### GOAL OF THE EXERCISE:
Omit every picture and write out the rest of the records exactly.

Stored data entries:
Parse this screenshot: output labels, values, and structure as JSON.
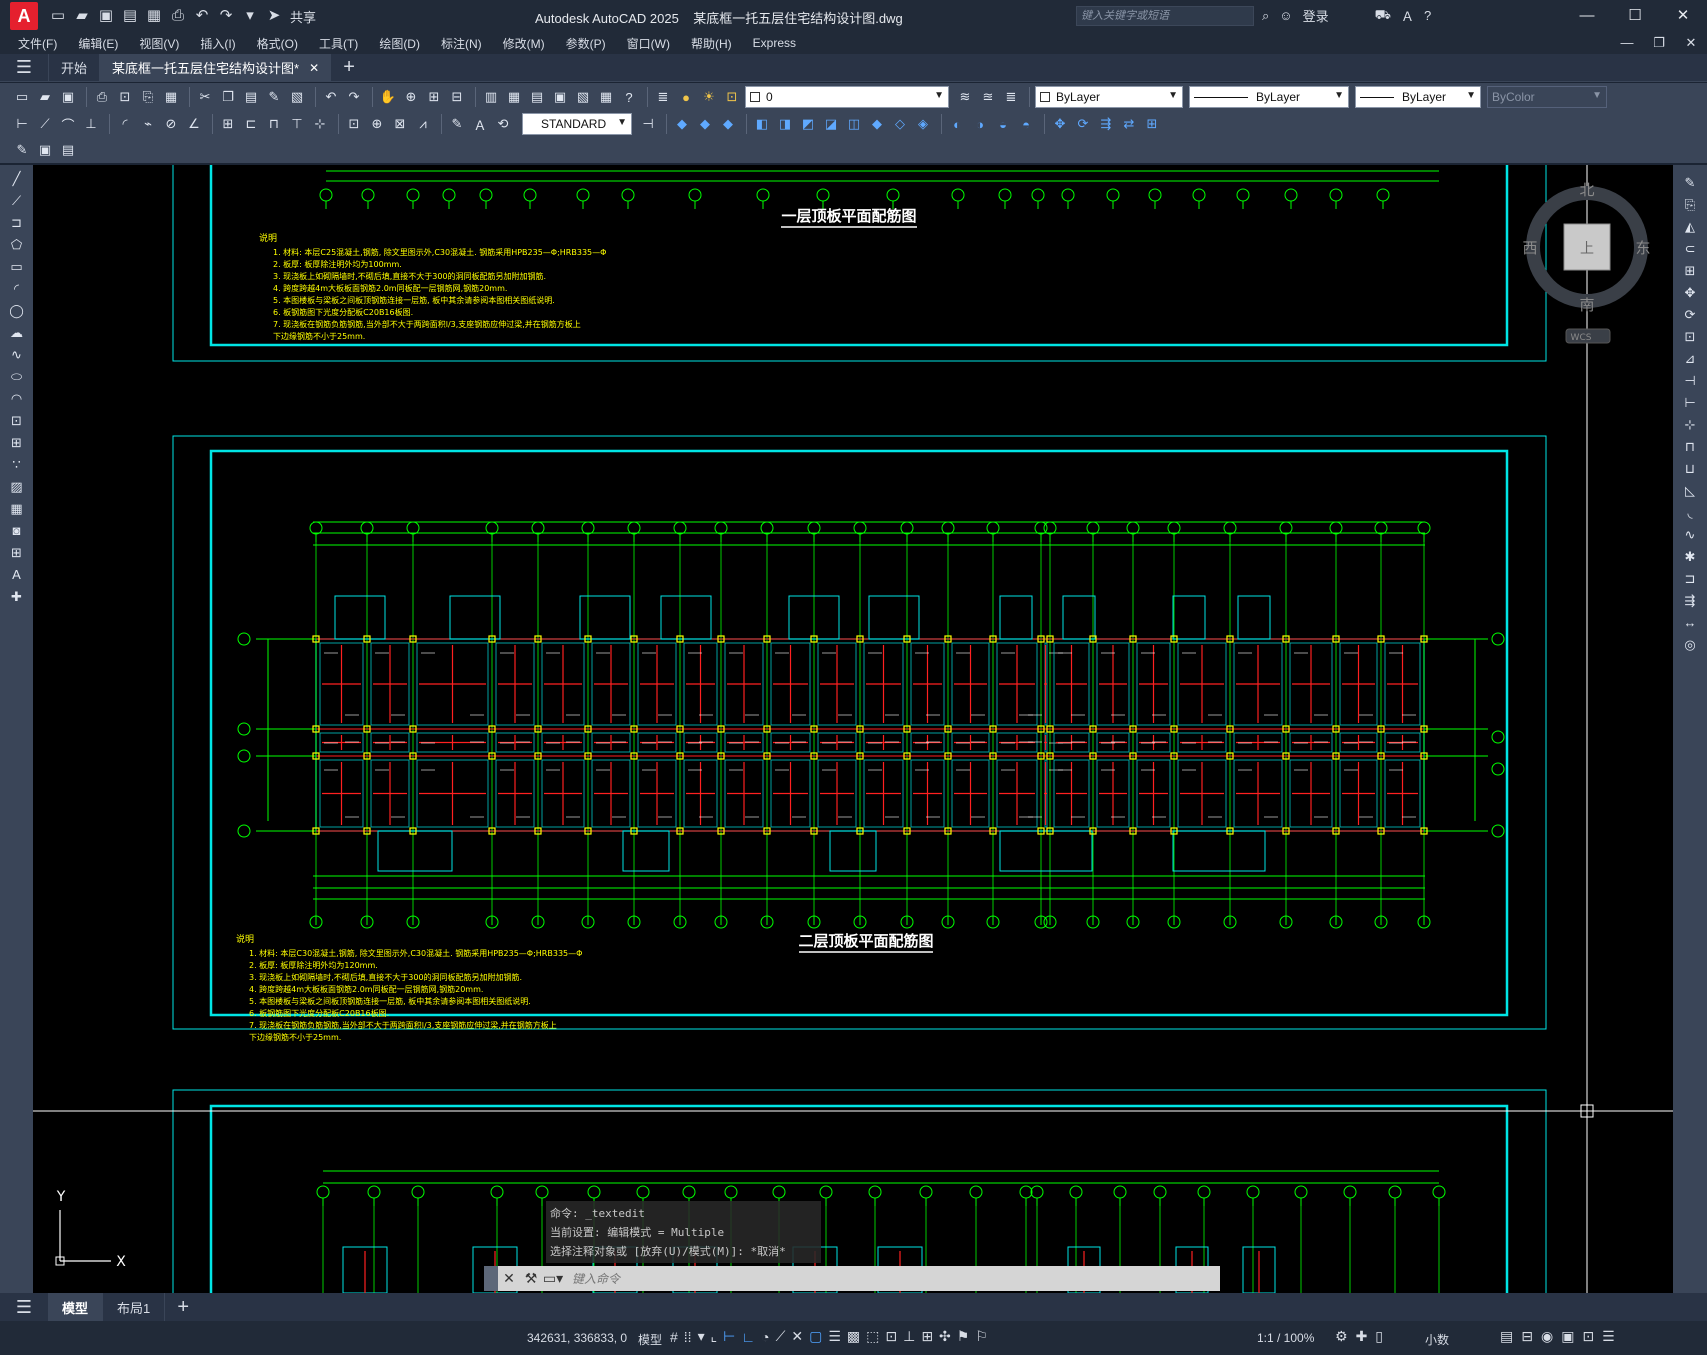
{
  "window": {
    "app_title": "Autodesk AutoCAD 2025",
    "file_title": "某底框一托五层住宅结构设计图.dwg",
    "search_placeholder": "键入关键字或短语",
    "login": "登录",
    "share": "共享"
  },
  "menu": [
    "文件(F)",
    "编辑(E)",
    "视图(V)",
    "插入(I)",
    "格式(O)",
    "工具(T)",
    "绘图(D)",
    "标注(N)",
    "修改(M)",
    "参数(P)",
    "窗口(W)",
    "帮助(H)",
    "Express"
  ],
  "tabs": {
    "start": "开始",
    "doc": "某底框一托五层住宅结构设计图*"
  },
  "properties": {
    "layer": "0",
    "text_style": "STANDARD",
    "color": "ByLayer",
    "linetype": "ByLayer",
    "lineweight": "ByLayer",
    "plotstyle": "ByColor"
  },
  "viewcube": {
    "north": "北",
    "south": "南",
    "east": "东",
    "west": "西",
    "face": "上",
    "wcs": "WCS"
  },
  "drawing": {
    "title1": "一层顶板平面配筋图",
    "title2": "二层顶板平面配筋图",
    "notes_heading": "说明",
    "notes1": [
      "1. 材料: 本层C25混凝土,钢筋, 除文里图示外,C30混凝土. 钢筋采用HPB235—Φ;HRB335—Φ",
      "2. 板厚: 板厚除注明外均为100mm.",
      "3. 现浇板上如砌隔墙时,不砌后填,直接不大于300的洞同板配筋另加附加钢筋.",
      "4. 跨度跨越4m大板板面钢筋2.0m同板配一层钢筋网,钢筋20mm.",
      "5. 本图楼板与梁板之间板顶钢筋连接一层筋, 板中其余请参阅本图相关图纸说明.",
      "6. 板钢筋图下光度分配板C20B16板图.",
      "7. 现浇板在钢筋负筋钢筋,当外部不大于两跨面积l/3,支座钢筋应伸过梁,并在钢筋方板上",
      "    下边缘钢筋不小于25mm."
    ],
    "notes2": [
      "1. 材料: 本层C30混凝土,钢筋, 除文里图示外,C30混凝土. 钢筋采用HPB235—Φ;HRB335—Φ",
      "2. 板厚: 板厚除注明外均为120mm.",
      "3. 现浇板上如砌隔墙时,不砌后填,直接不大于300的洞同板配筋另加附加钢筋.",
      "4. 跨度跨越4m大板板面钢筋2.0m同板配一层钢筋网,钢筋20mm.",
      "5. 本图楼板与梁板之间板顶钢筋连接一层筋, 板中其余请参阅本图相关图纸说明.",
      "6. 板钢筋图下光度分配板C20B16板图.",
      "7. 现浇板在钢筋负筋钢筋,当外部不大于两跨面积l/3,支座钢筋应伸过梁,并在钢筋方板上",
      "    下边缘钢筋不小于25mm."
    ],
    "ucs": {
      "x": "X",
      "y": "Y"
    }
  },
  "command": {
    "history": [
      "命令:  _textedit",
      "当前设置: 编辑模式 = Multiple",
      "选择注释对象或 [放弃(U)/模式(M)]: *取消*"
    ],
    "placeholder": "键入命令"
  },
  "layouts": {
    "model": "模型",
    "layout1": "布局1"
  },
  "status": {
    "coords": "342631, 336833, 0",
    "mode": "模型",
    "scale": "1:1 / 100%",
    "units": "小数"
  }
}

### REPLY TO THE EXERCISE:
Parse this screenshot: output labels, values, and structure as JSON.
{
  "window": {
    "app_title": "Autodesk AutoCAD 2025",
    "file_title": "某底框一托五层住宅结构设计图.dwg",
    "search_placeholder": "键入关键字或短语",
    "login": "登录",
    "share": "共享"
  },
  "menu": [
    "文件(F)",
    "编辑(E)",
    "视图(V)",
    "插入(I)",
    "格式(O)",
    "工具(T)",
    "绘图(D)",
    "标注(N)",
    "修改(M)",
    "参数(P)",
    "窗口(W)",
    "帮助(H)",
    "Express"
  ],
  "tabs": {
    "start": "开始",
    "doc": "某底框一托五层住宅结构设计图*"
  },
  "properties": {
    "layer": "0",
    "text_style": "STANDARD",
    "color": "ByLayer",
    "linetype": "ByLayer",
    "lineweight": "ByLayer",
    "plotstyle": "ByColor"
  },
  "viewcube": {
    "north": "北",
    "south": "南",
    "east": "东",
    "west": "西",
    "face": "上",
    "wcs": "WCS"
  },
  "drawing": {
    "title1": "一层顶板平面配筋图",
    "title2": "二层顶板平面配筋图",
    "notes_heading": "说明",
    "notes1": [
      "1. 材料: 本层C25混凝土,钢筋, 除文里图示外,C30混凝土. 钢筋采用HPB235—Φ;HRB335—Φ",
      "2. 板厚: 板厚除注明外均为100mm.",
      "3. 现浇板上如砌隔墙时,不砌后填,直接不大于300的洞同板配筋另加附加钢筋.",
      "4. 跨度跨越4m大板板面钢筋2.0m同板配一层钢筋网,钢筋20mm.",
      "5. 本图楼板与梁板之间板顶钢筋连接一层筋, 板中其余请参阅本图相关图纸说明.",
      "6. 板钢筋图下光度分配板C20B16板图.",
      "7. 现浇板在钢筋负筋钢筋,当外部不大于两跨面积l/3,支座钢筋应伸过梁,并在钢筋方板上",
      "    下边缘钢筋不小于25mm."
    ],
    "notes2": [
      "1. 材料: 本层C30混凝土,钢筋, 除文里图示外,C30混凝土. 钢筋采用HPB235—Φ;HRB335—Φ",
      "2. 板厚: 板厚除注明外均为120mm.",
      "3. 现浇板上如砌隔墙时,不砌后填,直接不大于300的洞同板配筋另加附加钢筋.",
      "4. 跨度跨越4m大板板面钢筋2.0m同板配一层钢筋网,钢筋20mm.",
      "5. 本图楼板与梁板之间板顶钢筋连接一层筋, 板中其余请参阅本图相关图纸说明.",
      "6. 板钢筋图下光度分配板C20B16板图.",
      "7. 现浇板在钢筋负筋钢筋,当外部不大于两跨面积l/3,支座钢筋应伸过梁,并在钢筋方板上",
      "    下边缘钢筋不小于25mm."
    ],
    "ucs": {
      "x": "X",
      "y": "Y"
    }
  },
  "command": {
    "history": [
      "命令:  _textedit",
      "当前设置: 编辑模式 = Multiple",
      "选择注释对象或 [放弃(U)/模式(M)]: *取消*"
    ],
    "placeholder": "键入命令"
  },
  "layouts": {
    "model": "模型",
    "layout1": "布局1"
  },
  "status": {
    "coords": "342631, 336833, 0",
    "mode": "模型",
    "scale": "1:1 / 100%",
    "units": "小数"
  }
}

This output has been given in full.